### What to work on
List every line in this data where the string "Cube" occurs.

### Dataset
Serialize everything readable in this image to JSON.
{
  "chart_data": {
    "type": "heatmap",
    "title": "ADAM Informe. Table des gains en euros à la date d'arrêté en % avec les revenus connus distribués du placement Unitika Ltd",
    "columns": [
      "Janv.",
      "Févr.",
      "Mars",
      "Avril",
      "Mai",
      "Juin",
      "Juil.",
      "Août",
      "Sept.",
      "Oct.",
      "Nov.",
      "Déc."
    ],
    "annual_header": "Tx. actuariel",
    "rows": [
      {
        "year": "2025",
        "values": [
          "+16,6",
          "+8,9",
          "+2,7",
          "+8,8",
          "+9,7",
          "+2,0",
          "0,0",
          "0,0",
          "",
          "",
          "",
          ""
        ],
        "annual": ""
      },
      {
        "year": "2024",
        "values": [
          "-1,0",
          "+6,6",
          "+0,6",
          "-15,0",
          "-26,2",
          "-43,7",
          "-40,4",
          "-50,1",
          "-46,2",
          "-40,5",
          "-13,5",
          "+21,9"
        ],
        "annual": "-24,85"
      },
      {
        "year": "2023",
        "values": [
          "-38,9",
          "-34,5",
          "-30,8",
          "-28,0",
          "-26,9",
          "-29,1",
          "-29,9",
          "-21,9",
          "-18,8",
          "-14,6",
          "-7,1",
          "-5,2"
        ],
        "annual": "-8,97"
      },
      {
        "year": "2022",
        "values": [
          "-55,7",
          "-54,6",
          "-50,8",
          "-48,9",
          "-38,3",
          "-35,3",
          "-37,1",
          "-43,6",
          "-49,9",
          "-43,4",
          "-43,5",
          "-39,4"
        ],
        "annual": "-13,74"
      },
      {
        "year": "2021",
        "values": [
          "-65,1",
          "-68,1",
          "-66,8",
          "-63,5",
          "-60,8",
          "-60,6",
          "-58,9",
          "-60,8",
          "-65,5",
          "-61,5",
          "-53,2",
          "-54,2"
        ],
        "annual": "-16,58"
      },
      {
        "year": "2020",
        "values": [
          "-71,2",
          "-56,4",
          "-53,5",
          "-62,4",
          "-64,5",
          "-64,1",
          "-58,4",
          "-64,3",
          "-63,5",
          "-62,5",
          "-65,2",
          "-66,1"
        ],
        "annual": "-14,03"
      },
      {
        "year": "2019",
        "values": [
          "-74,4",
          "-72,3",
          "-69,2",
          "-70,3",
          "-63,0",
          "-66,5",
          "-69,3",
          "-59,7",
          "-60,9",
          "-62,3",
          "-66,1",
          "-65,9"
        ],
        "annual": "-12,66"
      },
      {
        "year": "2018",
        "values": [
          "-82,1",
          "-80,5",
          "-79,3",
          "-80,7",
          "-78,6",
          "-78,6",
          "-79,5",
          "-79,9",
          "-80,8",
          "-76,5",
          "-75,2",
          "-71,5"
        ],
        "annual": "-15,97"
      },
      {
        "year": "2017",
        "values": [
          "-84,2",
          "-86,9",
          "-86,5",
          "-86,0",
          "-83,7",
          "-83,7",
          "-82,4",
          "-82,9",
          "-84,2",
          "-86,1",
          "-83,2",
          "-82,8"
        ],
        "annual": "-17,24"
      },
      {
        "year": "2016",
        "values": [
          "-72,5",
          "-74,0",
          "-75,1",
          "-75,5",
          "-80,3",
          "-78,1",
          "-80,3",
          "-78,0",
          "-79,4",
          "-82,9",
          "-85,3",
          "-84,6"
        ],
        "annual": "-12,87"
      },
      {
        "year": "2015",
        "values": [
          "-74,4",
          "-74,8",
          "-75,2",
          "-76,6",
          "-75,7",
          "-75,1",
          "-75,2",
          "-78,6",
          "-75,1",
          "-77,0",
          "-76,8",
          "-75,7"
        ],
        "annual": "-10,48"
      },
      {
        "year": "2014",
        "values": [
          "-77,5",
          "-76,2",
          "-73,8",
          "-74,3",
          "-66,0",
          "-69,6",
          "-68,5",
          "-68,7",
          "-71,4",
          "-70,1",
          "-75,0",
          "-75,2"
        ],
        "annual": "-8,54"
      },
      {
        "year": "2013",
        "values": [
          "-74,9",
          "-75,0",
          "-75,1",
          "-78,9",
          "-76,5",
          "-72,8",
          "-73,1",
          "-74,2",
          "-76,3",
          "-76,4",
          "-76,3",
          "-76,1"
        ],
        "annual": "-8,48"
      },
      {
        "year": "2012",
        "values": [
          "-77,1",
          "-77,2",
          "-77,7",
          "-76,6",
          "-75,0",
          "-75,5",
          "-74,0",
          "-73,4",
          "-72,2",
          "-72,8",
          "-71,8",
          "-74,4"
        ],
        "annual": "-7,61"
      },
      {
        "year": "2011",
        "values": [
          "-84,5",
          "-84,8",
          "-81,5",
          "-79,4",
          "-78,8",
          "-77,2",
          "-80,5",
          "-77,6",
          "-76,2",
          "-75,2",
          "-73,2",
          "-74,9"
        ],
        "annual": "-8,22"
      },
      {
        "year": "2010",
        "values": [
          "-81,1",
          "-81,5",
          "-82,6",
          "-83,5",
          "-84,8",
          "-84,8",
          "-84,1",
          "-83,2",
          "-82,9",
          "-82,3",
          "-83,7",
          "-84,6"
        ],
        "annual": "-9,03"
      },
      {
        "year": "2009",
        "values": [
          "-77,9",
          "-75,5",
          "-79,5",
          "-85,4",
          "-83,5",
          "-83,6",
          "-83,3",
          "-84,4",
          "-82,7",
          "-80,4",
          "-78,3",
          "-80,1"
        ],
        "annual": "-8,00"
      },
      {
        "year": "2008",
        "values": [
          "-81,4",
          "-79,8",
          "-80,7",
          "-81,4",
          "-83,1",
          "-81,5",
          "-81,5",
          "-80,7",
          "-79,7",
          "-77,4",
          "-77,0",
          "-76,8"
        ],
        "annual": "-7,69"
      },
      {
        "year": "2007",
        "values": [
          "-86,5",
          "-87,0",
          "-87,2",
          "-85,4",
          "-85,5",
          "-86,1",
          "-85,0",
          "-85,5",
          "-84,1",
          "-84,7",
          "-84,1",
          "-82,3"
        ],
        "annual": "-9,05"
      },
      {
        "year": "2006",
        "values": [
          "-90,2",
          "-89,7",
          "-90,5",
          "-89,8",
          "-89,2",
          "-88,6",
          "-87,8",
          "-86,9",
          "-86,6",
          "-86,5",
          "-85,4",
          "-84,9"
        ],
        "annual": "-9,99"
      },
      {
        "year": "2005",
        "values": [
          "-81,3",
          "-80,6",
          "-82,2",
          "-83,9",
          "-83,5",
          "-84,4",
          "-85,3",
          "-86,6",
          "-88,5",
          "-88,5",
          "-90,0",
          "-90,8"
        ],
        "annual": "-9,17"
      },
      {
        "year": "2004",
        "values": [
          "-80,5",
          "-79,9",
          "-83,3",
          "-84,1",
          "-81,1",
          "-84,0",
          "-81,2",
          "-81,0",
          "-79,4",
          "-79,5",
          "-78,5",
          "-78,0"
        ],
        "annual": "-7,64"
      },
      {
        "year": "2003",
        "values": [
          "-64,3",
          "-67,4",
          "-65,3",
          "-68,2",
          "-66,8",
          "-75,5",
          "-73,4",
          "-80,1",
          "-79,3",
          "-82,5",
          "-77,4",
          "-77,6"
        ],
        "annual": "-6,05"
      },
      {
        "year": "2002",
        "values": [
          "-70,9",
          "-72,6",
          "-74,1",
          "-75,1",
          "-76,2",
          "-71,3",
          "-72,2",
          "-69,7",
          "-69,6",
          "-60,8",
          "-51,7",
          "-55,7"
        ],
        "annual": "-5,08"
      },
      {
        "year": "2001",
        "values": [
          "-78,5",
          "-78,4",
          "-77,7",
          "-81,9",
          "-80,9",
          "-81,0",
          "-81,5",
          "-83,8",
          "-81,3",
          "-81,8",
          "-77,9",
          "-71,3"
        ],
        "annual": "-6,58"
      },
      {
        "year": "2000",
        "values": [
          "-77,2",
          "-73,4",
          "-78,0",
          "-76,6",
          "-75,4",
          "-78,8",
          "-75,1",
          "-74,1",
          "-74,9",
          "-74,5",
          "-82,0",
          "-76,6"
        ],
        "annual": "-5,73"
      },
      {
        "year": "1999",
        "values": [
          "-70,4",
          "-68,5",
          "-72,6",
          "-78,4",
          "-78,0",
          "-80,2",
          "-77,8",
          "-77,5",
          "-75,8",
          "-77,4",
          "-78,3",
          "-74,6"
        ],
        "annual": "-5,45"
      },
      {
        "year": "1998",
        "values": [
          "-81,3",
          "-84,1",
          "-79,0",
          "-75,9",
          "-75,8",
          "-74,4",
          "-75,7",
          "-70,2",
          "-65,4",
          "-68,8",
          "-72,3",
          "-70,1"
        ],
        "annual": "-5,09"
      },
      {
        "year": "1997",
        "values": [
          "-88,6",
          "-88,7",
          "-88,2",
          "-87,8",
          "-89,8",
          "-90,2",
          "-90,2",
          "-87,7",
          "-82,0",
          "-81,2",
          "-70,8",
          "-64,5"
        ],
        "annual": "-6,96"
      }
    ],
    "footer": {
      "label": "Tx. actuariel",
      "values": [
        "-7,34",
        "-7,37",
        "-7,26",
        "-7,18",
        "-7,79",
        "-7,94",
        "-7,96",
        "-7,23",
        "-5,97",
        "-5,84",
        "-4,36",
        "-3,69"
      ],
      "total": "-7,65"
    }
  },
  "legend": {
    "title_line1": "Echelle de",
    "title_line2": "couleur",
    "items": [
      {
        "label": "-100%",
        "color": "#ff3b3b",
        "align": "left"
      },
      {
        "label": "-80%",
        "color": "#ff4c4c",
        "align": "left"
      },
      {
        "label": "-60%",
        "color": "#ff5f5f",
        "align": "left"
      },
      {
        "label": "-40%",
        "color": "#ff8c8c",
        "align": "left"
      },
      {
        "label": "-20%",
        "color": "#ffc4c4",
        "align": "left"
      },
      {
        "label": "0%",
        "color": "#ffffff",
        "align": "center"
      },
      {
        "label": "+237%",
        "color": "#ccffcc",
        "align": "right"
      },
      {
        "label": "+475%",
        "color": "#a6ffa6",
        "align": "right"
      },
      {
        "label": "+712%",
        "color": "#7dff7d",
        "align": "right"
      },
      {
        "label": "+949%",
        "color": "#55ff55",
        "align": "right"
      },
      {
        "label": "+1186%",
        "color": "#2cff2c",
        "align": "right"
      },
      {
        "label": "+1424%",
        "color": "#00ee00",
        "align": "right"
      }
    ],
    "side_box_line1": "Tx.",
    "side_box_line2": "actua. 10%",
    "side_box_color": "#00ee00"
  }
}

* * *

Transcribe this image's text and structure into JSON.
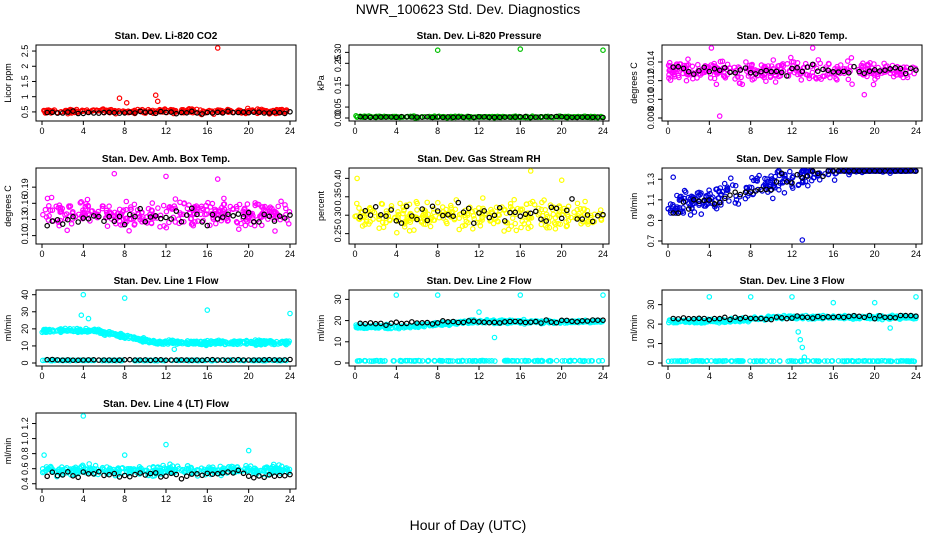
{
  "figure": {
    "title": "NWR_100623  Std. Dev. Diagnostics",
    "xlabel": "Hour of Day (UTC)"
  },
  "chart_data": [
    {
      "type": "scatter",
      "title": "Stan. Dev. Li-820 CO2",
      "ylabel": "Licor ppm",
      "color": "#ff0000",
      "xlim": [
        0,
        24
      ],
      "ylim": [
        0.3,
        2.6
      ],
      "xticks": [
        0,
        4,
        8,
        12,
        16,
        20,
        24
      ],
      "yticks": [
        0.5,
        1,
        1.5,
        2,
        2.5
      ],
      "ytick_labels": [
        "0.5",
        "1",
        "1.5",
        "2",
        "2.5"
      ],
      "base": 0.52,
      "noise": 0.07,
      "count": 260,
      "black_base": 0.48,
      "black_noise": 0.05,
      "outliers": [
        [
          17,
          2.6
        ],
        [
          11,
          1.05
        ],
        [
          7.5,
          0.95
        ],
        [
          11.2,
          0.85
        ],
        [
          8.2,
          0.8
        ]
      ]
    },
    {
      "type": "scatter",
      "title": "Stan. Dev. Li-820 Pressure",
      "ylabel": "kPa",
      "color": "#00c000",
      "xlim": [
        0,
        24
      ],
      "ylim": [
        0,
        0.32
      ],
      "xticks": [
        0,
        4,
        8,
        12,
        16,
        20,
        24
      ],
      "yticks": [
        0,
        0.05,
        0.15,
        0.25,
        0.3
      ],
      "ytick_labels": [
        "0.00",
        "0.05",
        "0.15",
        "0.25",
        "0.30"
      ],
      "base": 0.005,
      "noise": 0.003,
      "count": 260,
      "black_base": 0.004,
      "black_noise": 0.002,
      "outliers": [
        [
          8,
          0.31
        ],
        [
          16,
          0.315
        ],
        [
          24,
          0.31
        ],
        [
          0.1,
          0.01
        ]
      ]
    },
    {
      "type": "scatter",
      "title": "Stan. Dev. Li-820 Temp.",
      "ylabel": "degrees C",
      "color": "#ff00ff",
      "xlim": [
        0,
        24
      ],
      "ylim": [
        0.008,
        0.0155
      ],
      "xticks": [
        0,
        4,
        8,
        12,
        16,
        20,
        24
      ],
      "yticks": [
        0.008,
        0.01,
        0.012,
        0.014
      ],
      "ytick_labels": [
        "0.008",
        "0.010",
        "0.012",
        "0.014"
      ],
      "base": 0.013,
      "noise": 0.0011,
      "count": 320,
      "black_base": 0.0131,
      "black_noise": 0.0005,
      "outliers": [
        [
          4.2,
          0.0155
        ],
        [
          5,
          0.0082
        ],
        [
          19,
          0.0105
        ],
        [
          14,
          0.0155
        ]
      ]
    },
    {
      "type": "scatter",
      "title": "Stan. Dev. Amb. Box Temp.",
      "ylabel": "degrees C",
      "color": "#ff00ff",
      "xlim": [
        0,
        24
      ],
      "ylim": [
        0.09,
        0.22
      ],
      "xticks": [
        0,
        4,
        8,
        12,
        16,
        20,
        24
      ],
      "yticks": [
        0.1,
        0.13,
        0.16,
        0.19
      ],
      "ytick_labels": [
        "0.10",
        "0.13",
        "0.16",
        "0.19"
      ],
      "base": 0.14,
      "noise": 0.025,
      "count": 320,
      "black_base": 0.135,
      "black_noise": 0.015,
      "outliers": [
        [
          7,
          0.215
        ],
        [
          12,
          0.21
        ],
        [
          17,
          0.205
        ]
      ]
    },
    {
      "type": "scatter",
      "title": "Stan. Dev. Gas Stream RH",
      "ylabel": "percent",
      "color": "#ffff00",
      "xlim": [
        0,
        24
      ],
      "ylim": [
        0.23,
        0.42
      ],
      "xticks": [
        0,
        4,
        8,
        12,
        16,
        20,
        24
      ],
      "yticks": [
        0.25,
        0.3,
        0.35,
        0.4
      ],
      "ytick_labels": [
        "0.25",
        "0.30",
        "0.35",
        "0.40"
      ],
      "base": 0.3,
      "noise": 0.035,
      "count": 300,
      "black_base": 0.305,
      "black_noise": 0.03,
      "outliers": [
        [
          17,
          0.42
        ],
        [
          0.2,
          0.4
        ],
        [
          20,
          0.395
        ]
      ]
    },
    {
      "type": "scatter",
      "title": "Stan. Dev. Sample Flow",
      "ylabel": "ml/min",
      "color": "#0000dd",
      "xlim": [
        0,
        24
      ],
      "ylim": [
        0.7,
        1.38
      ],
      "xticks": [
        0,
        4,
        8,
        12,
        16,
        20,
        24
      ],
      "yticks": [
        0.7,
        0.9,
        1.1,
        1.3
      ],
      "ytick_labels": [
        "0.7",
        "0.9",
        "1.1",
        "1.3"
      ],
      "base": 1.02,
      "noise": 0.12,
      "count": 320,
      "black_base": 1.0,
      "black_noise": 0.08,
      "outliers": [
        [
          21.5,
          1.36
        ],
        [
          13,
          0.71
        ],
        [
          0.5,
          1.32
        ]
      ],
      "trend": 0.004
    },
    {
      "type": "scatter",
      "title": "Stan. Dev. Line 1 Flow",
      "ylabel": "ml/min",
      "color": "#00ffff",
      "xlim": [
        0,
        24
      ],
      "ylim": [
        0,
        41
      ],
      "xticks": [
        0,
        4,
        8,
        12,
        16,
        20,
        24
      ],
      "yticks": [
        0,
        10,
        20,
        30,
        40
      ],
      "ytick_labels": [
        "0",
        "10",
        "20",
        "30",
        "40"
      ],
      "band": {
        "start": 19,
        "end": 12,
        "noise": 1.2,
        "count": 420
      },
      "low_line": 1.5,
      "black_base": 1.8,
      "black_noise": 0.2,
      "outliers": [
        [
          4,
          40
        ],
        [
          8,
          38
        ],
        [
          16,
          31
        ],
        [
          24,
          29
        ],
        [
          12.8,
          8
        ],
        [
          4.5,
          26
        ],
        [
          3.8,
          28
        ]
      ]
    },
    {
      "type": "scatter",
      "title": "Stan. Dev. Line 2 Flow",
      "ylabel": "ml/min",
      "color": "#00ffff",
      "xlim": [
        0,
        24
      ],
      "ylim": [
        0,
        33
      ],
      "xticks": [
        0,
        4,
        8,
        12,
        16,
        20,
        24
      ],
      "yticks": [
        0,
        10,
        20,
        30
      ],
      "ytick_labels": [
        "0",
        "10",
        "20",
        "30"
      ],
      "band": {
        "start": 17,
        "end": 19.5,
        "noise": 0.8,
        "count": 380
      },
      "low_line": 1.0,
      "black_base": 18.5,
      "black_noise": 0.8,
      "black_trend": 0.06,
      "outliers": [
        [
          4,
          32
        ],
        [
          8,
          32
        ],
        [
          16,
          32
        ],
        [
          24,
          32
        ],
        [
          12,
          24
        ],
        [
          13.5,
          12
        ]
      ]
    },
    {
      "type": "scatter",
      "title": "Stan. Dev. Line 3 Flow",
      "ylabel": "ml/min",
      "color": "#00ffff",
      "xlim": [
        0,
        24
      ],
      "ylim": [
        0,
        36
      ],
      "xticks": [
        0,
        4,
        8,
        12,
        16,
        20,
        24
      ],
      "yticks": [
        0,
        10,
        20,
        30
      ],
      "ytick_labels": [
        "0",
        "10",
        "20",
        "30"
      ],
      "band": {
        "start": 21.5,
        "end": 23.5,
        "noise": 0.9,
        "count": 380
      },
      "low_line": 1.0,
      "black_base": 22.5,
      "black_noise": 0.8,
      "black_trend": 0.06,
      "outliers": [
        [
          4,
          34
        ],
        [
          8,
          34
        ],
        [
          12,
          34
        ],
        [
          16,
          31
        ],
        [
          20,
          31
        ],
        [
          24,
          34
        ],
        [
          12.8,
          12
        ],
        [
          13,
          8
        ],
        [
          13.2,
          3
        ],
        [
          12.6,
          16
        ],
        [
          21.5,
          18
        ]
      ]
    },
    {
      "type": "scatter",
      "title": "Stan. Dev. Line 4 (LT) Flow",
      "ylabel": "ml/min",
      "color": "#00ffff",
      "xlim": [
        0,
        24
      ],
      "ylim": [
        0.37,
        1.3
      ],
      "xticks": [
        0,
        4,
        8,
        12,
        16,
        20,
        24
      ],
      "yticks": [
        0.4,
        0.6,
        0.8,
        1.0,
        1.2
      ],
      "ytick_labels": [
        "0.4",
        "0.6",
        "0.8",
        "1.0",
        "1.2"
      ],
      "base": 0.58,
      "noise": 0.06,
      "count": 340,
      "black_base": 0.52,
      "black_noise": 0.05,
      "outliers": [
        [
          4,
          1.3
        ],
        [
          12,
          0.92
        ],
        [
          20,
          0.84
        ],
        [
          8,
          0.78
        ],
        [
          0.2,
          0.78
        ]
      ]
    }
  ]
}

==

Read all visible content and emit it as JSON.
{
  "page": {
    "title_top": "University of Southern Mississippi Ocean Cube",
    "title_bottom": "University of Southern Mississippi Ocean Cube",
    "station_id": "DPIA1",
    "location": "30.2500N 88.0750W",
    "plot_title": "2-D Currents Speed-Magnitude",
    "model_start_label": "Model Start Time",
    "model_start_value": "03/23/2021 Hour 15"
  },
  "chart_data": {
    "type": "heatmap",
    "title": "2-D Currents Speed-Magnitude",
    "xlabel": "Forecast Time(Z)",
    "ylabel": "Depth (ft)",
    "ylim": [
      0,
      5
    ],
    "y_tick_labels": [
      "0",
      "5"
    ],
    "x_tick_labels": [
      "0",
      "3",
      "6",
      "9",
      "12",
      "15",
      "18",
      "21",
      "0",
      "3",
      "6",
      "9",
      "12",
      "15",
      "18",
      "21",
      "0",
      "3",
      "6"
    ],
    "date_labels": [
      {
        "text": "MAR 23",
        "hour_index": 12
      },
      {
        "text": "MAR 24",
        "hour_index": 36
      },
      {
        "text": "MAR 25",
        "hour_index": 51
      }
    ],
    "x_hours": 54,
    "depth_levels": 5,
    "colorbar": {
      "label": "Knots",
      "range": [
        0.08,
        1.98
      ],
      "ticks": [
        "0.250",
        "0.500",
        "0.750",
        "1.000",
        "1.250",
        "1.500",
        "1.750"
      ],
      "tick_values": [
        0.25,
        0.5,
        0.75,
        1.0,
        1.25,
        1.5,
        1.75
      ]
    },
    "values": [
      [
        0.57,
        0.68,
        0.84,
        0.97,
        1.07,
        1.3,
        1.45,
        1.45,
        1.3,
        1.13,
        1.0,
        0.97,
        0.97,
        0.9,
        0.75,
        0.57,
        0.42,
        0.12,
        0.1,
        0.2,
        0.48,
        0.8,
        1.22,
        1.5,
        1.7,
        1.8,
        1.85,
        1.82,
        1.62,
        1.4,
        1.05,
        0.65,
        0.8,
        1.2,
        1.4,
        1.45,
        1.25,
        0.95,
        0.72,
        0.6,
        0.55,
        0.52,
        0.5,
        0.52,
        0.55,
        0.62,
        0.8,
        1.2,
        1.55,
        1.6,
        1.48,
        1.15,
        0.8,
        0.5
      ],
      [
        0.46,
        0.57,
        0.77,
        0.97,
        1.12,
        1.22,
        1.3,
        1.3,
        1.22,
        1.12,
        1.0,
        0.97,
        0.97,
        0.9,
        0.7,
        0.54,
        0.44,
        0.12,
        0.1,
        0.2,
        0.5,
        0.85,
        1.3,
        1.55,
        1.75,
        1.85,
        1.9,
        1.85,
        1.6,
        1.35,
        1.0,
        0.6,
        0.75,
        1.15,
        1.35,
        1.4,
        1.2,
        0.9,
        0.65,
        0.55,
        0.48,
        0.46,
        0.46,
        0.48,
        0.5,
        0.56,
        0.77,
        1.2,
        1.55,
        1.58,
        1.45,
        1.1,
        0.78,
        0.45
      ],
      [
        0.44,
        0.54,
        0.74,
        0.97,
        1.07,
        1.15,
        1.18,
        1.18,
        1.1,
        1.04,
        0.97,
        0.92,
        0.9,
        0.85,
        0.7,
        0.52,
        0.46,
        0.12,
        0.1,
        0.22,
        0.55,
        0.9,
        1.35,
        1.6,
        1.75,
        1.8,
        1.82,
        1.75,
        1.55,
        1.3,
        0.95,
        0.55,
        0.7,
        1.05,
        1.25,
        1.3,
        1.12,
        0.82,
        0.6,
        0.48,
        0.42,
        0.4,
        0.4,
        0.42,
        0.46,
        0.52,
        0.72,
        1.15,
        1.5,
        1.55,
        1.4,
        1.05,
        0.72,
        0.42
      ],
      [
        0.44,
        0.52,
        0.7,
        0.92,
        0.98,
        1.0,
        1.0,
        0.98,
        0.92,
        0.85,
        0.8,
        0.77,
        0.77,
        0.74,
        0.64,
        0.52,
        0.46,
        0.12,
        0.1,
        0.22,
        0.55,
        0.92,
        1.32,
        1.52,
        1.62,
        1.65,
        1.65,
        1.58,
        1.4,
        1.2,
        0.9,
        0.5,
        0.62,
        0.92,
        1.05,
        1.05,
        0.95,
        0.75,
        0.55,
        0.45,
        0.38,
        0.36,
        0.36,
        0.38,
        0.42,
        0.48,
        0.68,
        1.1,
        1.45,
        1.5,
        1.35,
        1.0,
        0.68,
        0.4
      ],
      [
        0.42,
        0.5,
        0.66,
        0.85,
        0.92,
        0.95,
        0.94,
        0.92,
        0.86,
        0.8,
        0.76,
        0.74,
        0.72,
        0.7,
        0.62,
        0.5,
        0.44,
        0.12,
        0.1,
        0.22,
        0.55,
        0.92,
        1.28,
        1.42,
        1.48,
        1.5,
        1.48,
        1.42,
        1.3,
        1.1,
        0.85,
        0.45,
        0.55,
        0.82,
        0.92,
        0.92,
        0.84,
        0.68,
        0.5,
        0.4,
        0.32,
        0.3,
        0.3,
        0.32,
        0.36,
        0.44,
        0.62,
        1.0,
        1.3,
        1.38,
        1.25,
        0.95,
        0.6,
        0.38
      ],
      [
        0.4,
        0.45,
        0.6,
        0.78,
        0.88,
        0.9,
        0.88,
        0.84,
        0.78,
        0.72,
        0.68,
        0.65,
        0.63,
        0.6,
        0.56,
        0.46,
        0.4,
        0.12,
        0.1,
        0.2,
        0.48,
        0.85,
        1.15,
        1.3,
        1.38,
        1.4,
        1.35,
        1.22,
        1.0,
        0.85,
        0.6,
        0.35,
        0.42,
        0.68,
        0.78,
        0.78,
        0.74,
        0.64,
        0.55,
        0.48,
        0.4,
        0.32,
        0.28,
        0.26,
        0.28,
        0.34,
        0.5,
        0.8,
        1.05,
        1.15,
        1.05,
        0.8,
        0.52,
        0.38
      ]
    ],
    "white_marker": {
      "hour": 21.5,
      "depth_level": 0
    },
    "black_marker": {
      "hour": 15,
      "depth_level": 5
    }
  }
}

### Finished answer
    "title_top": "University of Southern Mississippi Ocean Cube",
    "title_bottom": "University of Southern Mississippi Ocean Cube",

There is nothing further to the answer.